Gather every line of the records below that contains the string "promoción", treating case as significant.

^^^^

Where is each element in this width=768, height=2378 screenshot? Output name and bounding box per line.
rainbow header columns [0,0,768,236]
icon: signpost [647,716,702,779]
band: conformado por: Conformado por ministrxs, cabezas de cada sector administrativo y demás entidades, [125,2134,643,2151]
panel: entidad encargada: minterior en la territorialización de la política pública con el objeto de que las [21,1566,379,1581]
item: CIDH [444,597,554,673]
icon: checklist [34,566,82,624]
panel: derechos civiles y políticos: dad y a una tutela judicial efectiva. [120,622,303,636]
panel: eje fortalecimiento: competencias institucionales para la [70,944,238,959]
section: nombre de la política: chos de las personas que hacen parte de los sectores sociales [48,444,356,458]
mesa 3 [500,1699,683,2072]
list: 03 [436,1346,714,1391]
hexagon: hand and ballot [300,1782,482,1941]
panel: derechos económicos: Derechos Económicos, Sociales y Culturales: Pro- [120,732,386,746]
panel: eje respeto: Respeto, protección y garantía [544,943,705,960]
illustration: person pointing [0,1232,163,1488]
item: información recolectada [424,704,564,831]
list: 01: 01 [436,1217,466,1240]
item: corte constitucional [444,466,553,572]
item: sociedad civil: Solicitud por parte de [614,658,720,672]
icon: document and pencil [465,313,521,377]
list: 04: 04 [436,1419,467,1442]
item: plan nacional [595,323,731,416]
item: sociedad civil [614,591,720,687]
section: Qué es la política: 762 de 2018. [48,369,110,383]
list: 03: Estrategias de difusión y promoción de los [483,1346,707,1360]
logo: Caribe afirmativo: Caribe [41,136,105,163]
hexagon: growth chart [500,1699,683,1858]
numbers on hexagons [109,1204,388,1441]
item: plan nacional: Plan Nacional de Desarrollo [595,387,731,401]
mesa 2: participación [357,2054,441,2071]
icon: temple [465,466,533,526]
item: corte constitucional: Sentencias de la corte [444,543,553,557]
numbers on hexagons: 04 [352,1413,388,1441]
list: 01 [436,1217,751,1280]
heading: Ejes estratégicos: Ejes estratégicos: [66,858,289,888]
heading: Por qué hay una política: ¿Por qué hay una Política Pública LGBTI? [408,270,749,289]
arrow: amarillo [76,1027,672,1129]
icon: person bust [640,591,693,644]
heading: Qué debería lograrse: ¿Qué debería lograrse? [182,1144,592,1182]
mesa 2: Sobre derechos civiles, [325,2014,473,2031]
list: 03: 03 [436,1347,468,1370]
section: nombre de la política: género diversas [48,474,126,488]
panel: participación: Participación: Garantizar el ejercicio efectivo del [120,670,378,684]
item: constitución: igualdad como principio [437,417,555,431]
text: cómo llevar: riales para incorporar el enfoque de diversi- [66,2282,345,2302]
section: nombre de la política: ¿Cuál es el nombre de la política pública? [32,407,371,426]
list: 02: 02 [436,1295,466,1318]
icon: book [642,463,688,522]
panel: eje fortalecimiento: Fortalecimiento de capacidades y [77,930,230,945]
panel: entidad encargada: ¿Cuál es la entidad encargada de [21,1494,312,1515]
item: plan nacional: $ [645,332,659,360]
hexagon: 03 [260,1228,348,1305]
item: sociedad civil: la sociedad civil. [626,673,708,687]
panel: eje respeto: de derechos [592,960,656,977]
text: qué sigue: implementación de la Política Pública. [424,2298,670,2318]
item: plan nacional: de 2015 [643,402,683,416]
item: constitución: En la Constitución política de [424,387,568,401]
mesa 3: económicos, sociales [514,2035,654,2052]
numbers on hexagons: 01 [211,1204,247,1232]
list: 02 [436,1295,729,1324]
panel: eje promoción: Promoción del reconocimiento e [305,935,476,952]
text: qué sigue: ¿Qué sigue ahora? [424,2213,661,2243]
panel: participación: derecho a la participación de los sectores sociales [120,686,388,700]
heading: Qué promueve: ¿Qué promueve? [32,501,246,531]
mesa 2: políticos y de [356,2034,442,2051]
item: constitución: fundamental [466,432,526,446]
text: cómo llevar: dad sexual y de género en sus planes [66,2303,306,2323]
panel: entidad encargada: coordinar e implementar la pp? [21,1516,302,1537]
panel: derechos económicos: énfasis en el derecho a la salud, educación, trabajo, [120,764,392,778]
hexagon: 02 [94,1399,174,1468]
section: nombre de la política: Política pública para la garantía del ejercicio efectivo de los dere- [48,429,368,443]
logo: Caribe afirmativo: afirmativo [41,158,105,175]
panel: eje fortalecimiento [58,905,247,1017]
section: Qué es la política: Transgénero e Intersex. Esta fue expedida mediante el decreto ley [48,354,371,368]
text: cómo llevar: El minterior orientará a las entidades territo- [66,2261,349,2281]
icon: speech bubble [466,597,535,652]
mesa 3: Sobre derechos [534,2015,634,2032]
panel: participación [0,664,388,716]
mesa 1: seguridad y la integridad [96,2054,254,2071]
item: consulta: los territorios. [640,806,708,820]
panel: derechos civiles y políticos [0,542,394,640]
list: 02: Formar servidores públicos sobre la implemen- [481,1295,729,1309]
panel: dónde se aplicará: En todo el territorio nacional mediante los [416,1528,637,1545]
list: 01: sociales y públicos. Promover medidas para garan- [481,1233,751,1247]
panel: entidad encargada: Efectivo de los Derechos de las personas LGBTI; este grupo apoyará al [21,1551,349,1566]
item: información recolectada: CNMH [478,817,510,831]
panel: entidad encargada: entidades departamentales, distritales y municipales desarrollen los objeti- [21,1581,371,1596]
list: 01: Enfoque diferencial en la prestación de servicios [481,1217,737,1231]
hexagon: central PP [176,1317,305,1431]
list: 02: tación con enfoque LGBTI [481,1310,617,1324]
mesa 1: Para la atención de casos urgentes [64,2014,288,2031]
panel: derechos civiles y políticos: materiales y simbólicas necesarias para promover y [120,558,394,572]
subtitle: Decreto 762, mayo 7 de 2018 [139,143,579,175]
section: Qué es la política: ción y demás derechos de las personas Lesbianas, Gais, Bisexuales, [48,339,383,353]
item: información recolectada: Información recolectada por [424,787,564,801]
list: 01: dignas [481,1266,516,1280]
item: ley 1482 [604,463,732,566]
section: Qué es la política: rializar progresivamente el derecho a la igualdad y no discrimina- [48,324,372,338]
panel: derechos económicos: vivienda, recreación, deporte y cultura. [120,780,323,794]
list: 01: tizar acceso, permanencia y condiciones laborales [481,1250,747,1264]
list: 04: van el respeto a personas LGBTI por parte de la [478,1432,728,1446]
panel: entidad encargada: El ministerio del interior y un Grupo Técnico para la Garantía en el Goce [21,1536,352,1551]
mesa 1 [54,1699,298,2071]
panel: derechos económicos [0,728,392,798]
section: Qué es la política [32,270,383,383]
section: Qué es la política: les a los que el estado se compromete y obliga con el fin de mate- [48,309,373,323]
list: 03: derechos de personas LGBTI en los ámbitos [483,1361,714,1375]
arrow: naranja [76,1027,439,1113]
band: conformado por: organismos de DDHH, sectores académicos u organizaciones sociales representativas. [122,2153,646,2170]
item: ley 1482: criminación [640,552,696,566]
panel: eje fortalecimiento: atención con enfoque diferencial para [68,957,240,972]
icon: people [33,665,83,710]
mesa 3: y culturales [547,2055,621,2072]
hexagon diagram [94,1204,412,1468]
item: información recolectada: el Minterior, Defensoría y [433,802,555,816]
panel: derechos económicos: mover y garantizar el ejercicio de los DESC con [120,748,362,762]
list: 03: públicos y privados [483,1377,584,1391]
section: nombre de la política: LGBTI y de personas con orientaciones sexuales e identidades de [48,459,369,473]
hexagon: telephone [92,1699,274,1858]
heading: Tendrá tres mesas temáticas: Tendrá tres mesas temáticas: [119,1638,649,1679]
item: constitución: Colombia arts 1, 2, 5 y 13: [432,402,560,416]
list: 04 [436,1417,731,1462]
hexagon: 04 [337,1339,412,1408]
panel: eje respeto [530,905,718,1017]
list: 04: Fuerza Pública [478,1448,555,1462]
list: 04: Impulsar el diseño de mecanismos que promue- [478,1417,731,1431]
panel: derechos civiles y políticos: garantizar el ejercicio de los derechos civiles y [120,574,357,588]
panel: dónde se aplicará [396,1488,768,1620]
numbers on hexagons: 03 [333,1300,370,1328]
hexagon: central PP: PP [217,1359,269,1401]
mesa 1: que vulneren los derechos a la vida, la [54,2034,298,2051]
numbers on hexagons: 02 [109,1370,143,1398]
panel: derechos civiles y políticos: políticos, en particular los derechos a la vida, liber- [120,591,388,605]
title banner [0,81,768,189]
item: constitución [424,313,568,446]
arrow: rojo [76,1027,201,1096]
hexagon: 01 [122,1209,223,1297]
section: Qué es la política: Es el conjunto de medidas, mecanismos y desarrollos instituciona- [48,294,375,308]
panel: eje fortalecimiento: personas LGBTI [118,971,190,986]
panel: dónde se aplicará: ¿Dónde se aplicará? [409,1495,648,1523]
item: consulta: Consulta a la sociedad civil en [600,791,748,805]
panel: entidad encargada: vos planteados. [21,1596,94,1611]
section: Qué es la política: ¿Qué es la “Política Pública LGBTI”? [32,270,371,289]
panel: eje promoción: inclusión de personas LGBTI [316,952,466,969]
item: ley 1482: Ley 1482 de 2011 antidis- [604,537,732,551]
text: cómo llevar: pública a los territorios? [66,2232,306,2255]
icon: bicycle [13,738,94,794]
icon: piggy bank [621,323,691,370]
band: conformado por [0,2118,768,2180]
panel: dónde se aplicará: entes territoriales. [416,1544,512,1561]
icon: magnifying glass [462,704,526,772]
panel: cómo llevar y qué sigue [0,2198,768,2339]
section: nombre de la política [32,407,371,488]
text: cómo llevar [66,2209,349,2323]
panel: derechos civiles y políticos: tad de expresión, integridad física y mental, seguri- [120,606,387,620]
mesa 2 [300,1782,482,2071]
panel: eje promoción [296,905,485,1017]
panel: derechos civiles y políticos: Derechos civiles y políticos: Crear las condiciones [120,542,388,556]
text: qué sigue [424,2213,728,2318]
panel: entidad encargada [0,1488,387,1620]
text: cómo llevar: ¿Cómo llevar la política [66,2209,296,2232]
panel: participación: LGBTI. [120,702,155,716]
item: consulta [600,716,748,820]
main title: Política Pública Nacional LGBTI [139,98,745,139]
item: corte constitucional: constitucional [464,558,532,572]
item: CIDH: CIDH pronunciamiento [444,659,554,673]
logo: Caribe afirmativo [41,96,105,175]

^^^^

* Result of the exercise
list: 03: Estrategias de difusión y promoción de los [483,1346,707,1360]
panel: eje promoción: Promoción del reconocimiento e [305,935,476,952]
panel: eje promoción: inclusión de personas LGBTI [316,952,466,969]
panel: eje promoción [296,905,485,1017]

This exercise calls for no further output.